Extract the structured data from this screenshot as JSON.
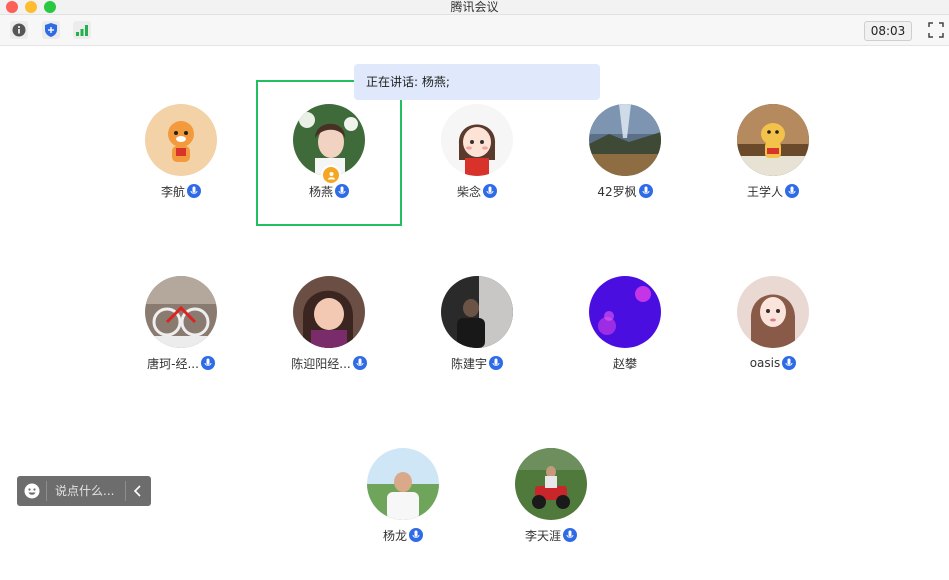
{
  "window": {
    "title": "腾讯会议"
  },
  "toolbar": {
    "clock": "08:03",
    "icons": [
      "info-icon",
      "shield-icon",
      "signal-icon",
      "fullscreen-icon"
    ]
  },
  "speaking_banner": "正在讲话: 杨燕;",
  "participants": [
    {
      "name": "李航",
      "avatar": "tiger-illustration"
    },
    {
      "name": "杨燕",
      "avatar": "photo-woman-flowers",
      "host": true,
      "active_speaker": true
    },
    {
      "name": "柴念",
      "avatar": "cartoon-girl"
    },
    {
      "name": "42罗枫",
      "avatar": "lake-mountain-photo"
    },
    {
      "name": "王学人",
      "avatar": "toy-figure"
    },
    {
      "name": "唐珂-经...",
      "avatar": "bicycle-photo"
    },
    {
      "name": "陈迎阳经...",
      "avatar": "photo-woman-smiling"
    },
    {
      "name": "陈建宇",
      "avatar": "photo-man-dark-room"
    },
    {
      "name": "赵攀",
      "avatar": "purple-jellyfish"
    },
    {
      "name": "oasis",
      "avatar": "photo-woman-portrait"
    },
    {
      "name": "杨龙",
      "avatar": "photo-man-outdoor"
    },
    {
      "name": "李天涯",
      "avatar": "photo-atv-grass"
    }
  ],
  "chat": {
    "placeholder": "说点什么..."
  },
  "colors": {
    "active_border": "#20c060",
    "mic_blue": "#2f6be6",
    "banner_bg": "#dfe9fb",
    "host_badge": "#f5a623"
  }
}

▸ **GIVEN INSTRUCTION**: Take the listing above and print it exactly, apart from the pictures.

▸ **WRITTEN ANSWER**:
Extract the structured data from this screenshot as JSON.
{
  "window": {
    "title": "腾讯会议"
  },
  "toolbar": {
    "clock": "08:03",
    "icons": [
      "info-icon",
      "shield-icon",
      "signal-icon",
      "fullscreen-icon"
    ]
  },
  "speaking_banner": "正在讲话: 杨燕;",
  "participants": [
    {
      "name": "李航",
      "avatar": "tiger-illustration"
    },
    {
      "name": "杨燕",
      "avatar": "photo-woman-flowers",
      "host": true,
      "active_speaker": true
    },
    {
      "name": "柴念",
      "avatar": "cartoon-girl"
    },
    {
      "name": "42罗枫",
      "avatar": "lake-mountain-photo"
    },
    {
      "name": "王学人",
      "avatar": "toy-figure"
    },
    {
      "name": "唐珂-经...",
      "avatar": "bicycle-photo"
    },
    {
      "name": "陈迎阳经...",
      "avatar": "photo-woman-smiling"
    },
    {
      "name": "陈建宇",
      "avatar": "photo-man-dark-room"
    },
    {
      "name": "赵攀",
      "avatar": "purple-jellyfish"
    },
    {
      "name": "oasis",
      "avatar": "photo-woman-portrait"
    },
    {
      "name": "杨龙",
      "avatar": "photo-man-outdoor"
    },
    {
      "name": "李天涯",
      "avatar": "photo-atv-grass"
    }
  ],
  "chat": {
    "placeholder": "说点什么..."
  },
  "colors": {
    "active_border": "#20c060",
    "mic_blue": "#2f6be6",
    "banner_bg": "#dfe9fb",
    "host_badge": "#f5a623"
  }
}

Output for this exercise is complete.